▸ PARTI DELL'ESERCIZIO
1 - Rispondi alle seguenti domande sull'estratto della pagina:
(a) A chi sono attribuite le parole riportate tra virgolette?
(b) Attraverso che cosa si è sostanziato l'attacco ideologico alla scuola pubblica?
(c) Con quale aggettivo viene definito il rapporto tra formazione e lavoro?
2 - Nell'estratto della pagina, trasforma in un elenco puntato il paragrafo che comincia con "Richard Sennet rispondeva così", conservandone i fatti principali.

-------- ESTRATTO DELLA PAGINA --------

1. Trasformare la società partendo dai saperi: per una scuola che cambi il presente!
“L’ideologia del taumaturgo al potere, il tribalismo che divide il bianco dal nero e non contempla zone d’ombra, spazi neutrali, luoghi di dialogo, insomma la logica del self made man che vince sull’ambiente, sui suoi simili e persino su se stesso trasposta dall’agone sportivo allo spazio comune… Queste cose hanno fatto il loro tempo, ammesso ne abbiano mai avuto uno, ma permangono nel nostro, di tempo, come schegge pericolose e dannose che dobbiamo sforzarci di estrarre, per sopravvivere.”
Richard Sennet rispondeva così ad un’intervista circa le modifiche in corso a seguito della crisi economica e a causa della risposta neoliberista trovata dai paesi a capitalismo avanzato. L’attacco ideologico alla scuola pubblica, condotto dalle politiche neoliberiste degli ultimi anni si è sostanziato attraverso un asservimento dell’istruzione al mondo del lavoro. Tale processo che vede la scuola in una posizione di subalternità, permette oggi una maggiore riproducibilità delle strutture socio economiche, del modello produttivo, e di un’organizzazione del lavoro, strettamente funzionali alle logiche di accumulazione. Immettendo migliaia di studenti nel mondo del lavoro se ne riproducono le storture, le gerarchie, i dispositivi disciplinanti e repressivi. Questo avviene a causa di un rapporto tra formazione e lavoro che, lungi dall’essere paritetico o vincolato, è paternalista: la scuola funzionale al mondo del lavoro, gli studenti e le studentesse piegati alle esigenze del mercato.

-------- ELENCO DEI RECORD --------

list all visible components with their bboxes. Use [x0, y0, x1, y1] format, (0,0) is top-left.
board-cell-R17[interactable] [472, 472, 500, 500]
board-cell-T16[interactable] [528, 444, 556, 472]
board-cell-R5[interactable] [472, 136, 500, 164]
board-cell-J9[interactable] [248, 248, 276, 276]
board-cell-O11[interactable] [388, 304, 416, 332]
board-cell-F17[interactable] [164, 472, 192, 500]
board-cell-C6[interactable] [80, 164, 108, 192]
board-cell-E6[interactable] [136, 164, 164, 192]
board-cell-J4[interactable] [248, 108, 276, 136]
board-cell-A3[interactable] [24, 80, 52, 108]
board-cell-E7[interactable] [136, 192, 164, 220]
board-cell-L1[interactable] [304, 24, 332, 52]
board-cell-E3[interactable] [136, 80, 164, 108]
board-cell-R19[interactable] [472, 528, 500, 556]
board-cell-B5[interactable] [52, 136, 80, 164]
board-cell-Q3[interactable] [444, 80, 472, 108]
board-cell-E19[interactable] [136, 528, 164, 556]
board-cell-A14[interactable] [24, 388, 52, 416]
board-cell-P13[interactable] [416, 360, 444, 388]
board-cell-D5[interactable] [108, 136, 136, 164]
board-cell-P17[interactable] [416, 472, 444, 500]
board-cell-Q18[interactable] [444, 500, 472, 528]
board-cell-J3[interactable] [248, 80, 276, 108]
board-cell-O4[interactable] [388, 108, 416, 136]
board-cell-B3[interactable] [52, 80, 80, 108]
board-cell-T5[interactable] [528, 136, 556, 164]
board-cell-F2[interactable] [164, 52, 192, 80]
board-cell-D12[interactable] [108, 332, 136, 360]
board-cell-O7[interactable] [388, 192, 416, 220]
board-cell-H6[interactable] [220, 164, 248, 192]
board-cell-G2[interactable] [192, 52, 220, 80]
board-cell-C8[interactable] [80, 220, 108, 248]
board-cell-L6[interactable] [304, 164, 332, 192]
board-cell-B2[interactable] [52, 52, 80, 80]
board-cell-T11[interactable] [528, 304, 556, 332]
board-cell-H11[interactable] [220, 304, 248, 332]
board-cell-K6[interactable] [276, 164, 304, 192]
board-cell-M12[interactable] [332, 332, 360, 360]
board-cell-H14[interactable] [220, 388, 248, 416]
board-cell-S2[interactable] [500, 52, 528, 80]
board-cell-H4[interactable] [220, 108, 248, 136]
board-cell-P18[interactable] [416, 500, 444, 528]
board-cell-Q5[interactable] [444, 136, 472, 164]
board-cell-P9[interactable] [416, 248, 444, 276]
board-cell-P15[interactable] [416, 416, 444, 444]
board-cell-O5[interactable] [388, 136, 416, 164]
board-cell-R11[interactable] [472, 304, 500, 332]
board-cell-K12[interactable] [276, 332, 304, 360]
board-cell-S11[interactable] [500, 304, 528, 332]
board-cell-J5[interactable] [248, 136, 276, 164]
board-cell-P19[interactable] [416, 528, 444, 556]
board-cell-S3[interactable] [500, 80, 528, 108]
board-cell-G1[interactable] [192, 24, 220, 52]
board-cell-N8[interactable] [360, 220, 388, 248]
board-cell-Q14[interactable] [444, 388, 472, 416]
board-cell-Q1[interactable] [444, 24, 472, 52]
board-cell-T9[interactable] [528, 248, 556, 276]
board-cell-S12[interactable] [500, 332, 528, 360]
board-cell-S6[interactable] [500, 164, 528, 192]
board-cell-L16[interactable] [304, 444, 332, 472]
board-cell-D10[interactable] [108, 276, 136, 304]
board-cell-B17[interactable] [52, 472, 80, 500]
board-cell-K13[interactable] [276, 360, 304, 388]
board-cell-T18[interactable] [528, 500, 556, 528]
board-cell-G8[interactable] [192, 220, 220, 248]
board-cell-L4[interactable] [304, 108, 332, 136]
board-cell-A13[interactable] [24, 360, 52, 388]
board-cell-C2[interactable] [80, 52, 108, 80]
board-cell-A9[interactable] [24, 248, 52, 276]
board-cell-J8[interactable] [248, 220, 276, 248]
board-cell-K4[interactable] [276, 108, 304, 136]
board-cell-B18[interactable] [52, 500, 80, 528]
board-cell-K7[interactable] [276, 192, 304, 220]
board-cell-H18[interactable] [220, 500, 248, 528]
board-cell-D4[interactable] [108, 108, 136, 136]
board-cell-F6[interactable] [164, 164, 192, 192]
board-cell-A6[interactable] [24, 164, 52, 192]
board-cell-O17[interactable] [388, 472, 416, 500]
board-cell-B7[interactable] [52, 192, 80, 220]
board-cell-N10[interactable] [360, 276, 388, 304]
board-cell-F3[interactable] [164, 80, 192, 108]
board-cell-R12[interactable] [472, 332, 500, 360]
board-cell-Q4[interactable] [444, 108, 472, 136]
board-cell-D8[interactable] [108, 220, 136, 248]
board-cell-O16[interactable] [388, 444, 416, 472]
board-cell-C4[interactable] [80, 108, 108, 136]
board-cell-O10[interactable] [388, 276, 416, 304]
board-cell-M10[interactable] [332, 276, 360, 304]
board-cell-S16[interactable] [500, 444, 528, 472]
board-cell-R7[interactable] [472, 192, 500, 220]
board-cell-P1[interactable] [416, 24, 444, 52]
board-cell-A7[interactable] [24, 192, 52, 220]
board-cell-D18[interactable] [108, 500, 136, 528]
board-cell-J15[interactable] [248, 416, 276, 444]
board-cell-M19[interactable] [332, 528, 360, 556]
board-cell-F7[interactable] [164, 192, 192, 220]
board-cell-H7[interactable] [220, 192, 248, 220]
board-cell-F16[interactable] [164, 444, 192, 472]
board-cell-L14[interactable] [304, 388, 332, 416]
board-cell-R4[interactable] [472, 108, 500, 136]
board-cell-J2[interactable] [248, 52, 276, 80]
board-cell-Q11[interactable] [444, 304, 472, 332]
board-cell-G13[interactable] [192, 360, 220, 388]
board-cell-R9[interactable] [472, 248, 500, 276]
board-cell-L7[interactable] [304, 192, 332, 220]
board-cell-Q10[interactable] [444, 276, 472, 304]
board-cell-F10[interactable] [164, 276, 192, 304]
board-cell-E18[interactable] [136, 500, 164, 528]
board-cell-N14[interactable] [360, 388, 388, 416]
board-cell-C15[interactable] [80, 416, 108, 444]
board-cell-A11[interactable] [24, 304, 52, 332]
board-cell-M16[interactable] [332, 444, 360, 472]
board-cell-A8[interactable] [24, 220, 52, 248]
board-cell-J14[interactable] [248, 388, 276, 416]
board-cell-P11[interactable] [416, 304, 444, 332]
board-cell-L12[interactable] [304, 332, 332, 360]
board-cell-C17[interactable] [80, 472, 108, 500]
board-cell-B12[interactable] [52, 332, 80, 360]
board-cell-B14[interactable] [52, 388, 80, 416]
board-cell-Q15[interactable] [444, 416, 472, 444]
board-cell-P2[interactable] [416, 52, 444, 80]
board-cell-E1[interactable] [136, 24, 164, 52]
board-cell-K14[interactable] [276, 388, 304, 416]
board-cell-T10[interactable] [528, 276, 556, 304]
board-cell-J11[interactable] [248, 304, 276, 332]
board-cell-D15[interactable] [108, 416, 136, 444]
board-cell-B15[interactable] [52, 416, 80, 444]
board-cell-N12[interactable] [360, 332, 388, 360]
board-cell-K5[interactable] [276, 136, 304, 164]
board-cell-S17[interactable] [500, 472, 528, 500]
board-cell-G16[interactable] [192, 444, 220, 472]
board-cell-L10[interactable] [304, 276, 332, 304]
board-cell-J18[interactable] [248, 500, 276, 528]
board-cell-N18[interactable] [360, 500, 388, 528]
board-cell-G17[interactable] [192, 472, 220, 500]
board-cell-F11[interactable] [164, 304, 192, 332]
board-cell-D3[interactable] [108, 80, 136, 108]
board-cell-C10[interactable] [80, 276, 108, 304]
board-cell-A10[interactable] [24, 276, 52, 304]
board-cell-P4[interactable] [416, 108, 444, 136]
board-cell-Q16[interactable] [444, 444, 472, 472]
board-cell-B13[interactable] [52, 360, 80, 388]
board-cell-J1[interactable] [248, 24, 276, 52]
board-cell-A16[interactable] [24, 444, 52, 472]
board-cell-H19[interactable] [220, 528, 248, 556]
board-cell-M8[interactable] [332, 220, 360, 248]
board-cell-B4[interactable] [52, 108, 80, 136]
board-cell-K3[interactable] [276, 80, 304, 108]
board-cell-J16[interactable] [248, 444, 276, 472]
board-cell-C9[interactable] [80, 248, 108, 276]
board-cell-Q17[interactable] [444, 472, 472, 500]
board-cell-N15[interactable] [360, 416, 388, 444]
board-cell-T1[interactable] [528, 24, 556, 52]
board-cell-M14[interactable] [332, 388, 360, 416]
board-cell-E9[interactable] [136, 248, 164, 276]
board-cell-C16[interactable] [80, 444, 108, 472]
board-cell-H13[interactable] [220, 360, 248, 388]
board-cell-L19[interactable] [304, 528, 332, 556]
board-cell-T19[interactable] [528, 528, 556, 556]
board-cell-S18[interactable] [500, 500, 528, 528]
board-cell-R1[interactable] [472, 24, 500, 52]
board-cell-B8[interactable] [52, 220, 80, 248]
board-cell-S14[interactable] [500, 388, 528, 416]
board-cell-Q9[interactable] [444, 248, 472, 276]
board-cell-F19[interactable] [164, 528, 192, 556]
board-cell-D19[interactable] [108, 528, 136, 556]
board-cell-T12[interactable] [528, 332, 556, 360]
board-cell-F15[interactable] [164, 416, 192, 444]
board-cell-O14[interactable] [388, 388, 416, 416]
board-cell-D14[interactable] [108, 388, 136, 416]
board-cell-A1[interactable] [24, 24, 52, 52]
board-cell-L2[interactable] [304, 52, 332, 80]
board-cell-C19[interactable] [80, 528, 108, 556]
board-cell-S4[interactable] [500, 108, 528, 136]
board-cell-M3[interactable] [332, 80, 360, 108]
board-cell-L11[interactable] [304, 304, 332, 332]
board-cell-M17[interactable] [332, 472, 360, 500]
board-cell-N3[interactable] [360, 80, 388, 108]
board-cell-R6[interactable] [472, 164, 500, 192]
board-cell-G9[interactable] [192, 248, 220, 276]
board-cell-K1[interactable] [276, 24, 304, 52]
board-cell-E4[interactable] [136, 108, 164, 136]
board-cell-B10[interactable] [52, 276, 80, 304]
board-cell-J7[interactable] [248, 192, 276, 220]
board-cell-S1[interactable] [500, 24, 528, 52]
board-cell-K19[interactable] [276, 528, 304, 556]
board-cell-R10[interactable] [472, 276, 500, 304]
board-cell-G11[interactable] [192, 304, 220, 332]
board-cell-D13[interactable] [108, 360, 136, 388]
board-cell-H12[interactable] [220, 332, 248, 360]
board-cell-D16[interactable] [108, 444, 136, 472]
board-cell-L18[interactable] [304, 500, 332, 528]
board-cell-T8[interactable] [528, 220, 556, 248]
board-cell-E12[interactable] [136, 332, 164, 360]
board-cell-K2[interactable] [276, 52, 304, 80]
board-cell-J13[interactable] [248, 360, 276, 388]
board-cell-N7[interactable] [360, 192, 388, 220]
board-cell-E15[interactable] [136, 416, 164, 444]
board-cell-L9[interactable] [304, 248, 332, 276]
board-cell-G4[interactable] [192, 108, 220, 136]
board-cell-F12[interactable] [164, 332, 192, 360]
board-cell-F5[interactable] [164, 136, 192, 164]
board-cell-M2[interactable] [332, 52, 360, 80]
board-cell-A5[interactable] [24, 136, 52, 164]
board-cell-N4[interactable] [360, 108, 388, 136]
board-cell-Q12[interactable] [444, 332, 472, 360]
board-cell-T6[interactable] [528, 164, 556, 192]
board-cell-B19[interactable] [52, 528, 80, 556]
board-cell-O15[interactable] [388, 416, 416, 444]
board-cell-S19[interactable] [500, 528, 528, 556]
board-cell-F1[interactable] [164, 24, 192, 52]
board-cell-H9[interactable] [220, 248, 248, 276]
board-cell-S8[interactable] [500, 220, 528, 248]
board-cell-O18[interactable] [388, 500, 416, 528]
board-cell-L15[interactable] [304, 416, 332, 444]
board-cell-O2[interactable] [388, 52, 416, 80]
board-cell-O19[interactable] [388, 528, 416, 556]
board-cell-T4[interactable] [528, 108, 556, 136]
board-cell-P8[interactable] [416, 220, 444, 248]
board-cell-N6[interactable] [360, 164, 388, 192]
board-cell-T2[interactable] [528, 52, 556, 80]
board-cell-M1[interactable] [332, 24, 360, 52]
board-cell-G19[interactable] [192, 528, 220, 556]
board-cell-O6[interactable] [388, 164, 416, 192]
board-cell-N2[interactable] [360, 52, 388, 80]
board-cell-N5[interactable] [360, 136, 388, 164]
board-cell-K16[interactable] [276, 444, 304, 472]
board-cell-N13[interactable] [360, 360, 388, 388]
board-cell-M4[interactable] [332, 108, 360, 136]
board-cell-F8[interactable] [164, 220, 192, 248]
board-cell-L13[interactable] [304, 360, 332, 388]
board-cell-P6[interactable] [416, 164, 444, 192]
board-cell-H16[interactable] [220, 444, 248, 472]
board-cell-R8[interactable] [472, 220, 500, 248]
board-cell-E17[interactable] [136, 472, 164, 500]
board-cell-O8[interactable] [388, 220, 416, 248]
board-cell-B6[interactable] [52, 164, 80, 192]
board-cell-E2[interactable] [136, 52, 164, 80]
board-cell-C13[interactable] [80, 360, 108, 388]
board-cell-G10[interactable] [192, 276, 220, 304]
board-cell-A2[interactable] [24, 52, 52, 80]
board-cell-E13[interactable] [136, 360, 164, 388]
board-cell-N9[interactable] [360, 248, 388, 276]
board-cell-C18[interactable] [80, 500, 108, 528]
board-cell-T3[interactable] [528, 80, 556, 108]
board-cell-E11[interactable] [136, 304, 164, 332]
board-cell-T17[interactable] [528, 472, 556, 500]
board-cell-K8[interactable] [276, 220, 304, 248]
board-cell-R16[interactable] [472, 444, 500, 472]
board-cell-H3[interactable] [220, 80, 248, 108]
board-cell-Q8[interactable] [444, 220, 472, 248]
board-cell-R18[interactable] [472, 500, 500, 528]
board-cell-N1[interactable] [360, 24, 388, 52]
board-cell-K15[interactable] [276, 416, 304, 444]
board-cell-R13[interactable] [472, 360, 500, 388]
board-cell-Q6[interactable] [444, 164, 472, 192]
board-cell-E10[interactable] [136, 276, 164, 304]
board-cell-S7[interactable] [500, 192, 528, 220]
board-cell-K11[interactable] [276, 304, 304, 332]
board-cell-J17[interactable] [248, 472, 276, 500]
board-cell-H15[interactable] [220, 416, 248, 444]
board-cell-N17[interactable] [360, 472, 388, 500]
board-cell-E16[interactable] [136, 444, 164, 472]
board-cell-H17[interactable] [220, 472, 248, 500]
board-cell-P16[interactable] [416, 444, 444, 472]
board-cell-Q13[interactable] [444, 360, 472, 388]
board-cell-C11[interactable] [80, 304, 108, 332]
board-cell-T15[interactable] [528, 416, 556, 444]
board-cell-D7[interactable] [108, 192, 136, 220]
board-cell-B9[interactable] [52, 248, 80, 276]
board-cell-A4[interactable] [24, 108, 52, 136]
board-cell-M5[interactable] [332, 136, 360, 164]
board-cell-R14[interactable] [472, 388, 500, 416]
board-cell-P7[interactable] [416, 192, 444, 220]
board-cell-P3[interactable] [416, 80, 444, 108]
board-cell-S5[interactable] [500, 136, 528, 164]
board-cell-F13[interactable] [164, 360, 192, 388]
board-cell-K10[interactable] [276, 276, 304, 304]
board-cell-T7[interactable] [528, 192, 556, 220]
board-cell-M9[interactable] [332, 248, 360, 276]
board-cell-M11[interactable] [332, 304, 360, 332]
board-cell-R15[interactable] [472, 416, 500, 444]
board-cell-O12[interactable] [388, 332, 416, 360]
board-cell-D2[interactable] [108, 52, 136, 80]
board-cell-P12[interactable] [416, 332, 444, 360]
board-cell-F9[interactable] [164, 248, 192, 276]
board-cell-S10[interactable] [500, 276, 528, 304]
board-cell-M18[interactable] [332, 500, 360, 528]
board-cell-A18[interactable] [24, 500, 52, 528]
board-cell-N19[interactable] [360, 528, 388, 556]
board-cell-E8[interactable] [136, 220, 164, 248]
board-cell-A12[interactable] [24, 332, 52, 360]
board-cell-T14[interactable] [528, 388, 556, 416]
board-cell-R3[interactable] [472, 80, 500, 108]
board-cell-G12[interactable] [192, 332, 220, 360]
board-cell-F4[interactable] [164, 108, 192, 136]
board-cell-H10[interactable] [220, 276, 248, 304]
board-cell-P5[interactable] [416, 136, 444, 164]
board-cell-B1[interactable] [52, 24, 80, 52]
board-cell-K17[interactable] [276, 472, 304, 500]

--------

▸ RISPOSTE PER COMPITO
1 -
(a) A Richard Sennet, che le pronunciò in un'intervista.
(b) Attraverso un asservimento dell'istruzione al mondo del lavoro.
(c) Paternalista.

2 -
- Richard Sennet pronunciò quelle parole in un'intervista sulle modifiche in corso dopo la crisi economica e a causa della risposta neoliberista dei paesi a capitalismo avanzato.
- Le politiche neoliberiste degli ultimi anni hanno condotto un attacco ideologico alla scuola pubblica, asservendo l'istruzione al mondo del lavoro.
- La subalternità della scuola permette una maggiore riproducibilità delle strutture socioeconomiche, del modello produttivo e di un'organizzazione del lavoro funzionali alle logiche di accumulazione.
- L'ingresso di migliaia di studenti nel mondo del lavoro ne riproduce storture, gerarchie e dispositivi disciplinanti e repressivi.
- Ciò dipende da un rapporto paternalista tra formazione e lavoro: la scuola è funzionale al mondo del lavoro e gli studenti e le studentesse sono piegati alle esigenze del mercato.